== Given request ==
Your answer should be a single number: the count of lines that hold the word "aperti".

== Data provided ==

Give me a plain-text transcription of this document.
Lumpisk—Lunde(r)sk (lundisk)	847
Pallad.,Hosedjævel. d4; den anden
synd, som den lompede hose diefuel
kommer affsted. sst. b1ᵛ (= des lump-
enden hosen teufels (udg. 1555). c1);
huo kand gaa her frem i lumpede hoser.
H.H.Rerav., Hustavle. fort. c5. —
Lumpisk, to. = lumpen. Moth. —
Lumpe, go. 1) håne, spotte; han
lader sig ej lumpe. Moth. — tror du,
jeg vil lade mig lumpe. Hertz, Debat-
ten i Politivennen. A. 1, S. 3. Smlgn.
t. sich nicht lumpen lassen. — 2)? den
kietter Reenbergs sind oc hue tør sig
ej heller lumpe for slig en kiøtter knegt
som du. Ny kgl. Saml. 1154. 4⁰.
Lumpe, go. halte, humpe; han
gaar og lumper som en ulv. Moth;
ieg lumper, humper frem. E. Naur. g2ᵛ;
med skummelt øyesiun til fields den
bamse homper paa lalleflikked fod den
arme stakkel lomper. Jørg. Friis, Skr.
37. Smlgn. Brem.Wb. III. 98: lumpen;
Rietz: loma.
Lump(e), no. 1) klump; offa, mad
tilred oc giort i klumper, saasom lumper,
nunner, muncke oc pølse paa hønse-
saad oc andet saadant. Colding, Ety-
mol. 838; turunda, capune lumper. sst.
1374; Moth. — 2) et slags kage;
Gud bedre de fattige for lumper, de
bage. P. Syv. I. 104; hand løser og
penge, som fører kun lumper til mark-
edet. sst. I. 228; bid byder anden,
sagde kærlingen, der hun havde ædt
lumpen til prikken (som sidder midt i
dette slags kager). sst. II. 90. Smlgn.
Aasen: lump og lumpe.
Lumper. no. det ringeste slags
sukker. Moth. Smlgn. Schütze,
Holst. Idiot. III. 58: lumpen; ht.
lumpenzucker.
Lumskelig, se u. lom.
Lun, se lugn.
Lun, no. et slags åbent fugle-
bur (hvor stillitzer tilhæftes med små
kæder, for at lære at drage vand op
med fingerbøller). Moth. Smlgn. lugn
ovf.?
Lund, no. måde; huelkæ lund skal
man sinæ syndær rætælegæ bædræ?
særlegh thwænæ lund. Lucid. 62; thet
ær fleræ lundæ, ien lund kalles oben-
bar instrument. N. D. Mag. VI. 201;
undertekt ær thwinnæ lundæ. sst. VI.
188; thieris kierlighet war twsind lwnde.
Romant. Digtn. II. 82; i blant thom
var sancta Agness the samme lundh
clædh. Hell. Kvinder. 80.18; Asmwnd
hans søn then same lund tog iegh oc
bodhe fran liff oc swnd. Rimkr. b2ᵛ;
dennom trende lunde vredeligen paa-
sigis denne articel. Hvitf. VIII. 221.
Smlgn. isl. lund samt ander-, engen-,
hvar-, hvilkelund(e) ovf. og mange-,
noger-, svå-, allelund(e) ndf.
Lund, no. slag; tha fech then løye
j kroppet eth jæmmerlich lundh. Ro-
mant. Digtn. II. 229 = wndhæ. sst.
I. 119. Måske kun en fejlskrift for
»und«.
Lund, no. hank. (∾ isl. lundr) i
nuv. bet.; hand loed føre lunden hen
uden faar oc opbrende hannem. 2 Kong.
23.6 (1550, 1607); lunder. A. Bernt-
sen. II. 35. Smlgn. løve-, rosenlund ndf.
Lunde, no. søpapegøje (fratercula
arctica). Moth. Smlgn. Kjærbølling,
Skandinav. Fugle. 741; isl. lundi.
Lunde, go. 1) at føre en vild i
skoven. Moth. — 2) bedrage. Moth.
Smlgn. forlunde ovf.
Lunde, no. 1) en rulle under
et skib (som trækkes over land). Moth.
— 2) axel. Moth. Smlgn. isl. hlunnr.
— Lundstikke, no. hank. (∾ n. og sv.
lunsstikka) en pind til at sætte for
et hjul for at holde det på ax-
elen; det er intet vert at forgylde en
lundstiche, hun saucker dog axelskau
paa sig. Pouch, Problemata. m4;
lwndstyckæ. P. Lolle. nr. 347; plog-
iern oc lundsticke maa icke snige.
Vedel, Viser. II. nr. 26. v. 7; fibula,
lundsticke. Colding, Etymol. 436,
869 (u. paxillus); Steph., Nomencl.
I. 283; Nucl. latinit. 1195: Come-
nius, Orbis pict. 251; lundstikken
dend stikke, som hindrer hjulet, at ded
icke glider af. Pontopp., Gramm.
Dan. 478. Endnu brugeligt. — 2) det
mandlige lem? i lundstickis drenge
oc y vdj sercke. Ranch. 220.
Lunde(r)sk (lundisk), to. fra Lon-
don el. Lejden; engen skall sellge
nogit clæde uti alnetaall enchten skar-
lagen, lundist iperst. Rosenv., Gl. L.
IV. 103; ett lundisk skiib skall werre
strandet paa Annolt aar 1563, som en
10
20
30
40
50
* * *
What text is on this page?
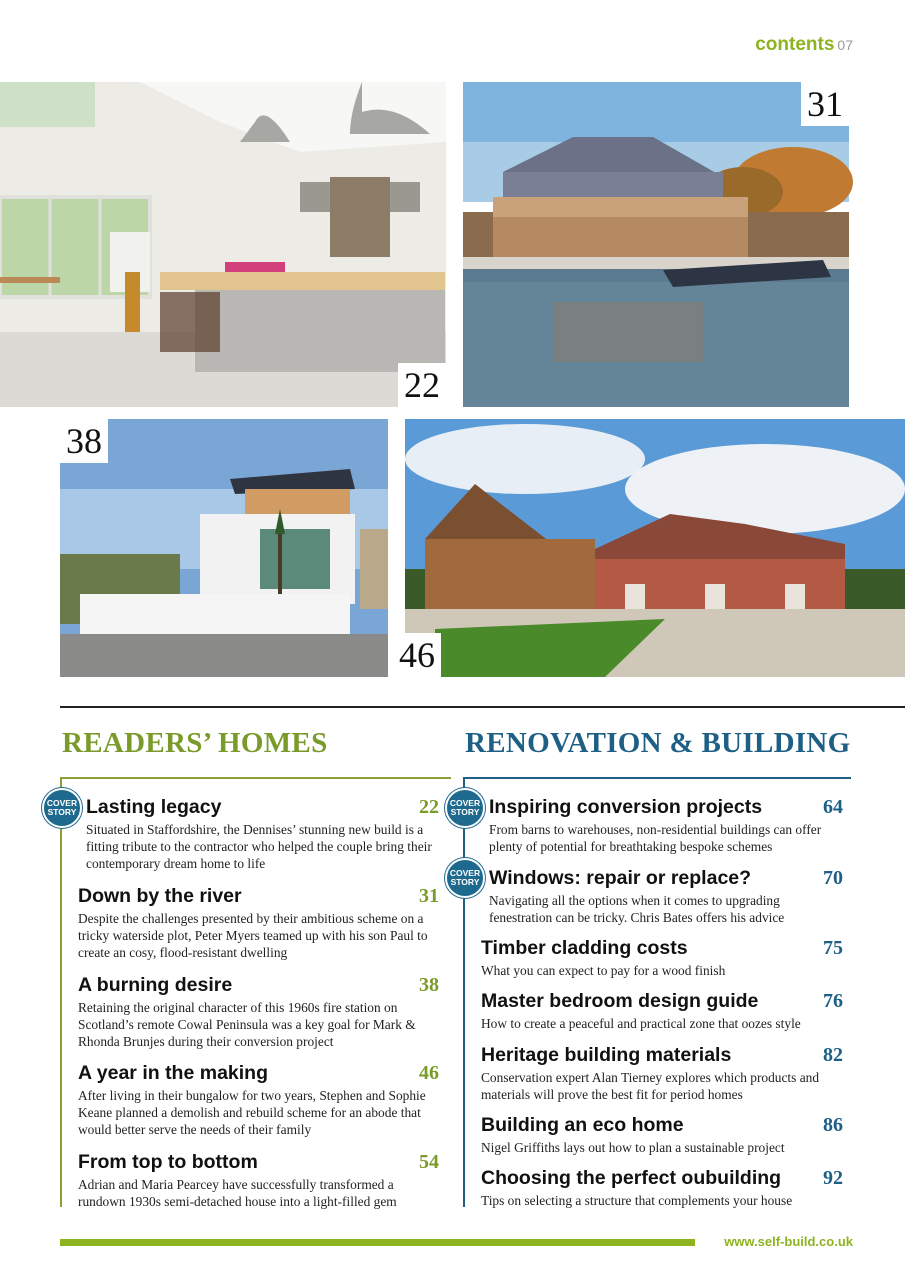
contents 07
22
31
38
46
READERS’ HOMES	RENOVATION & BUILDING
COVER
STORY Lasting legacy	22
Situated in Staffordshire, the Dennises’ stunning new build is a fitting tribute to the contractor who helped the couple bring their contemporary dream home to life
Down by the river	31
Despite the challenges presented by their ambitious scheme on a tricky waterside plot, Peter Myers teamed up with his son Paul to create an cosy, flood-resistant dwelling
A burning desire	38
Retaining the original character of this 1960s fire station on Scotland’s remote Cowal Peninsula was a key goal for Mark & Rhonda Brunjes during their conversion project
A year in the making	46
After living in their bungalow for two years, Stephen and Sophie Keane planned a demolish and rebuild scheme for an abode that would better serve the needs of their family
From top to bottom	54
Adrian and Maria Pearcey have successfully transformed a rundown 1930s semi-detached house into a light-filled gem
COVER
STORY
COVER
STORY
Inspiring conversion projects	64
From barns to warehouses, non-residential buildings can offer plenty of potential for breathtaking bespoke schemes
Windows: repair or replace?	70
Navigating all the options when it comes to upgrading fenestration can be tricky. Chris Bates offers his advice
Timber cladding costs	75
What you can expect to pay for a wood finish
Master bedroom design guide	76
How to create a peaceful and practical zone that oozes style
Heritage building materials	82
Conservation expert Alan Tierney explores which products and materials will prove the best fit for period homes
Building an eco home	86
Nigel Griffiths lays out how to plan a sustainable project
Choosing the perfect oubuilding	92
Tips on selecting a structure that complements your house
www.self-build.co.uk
...
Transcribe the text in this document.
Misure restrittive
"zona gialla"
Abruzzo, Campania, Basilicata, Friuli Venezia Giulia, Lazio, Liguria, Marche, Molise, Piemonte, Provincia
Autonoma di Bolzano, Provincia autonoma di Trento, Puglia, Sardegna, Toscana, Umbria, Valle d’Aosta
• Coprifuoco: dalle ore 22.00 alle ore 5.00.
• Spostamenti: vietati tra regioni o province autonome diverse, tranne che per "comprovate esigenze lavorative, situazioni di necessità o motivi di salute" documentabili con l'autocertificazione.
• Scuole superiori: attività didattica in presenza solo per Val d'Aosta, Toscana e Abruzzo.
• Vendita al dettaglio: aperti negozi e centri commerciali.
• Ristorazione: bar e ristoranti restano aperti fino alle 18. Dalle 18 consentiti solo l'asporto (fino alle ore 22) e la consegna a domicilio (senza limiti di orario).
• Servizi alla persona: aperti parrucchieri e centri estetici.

== Expected answer ==
3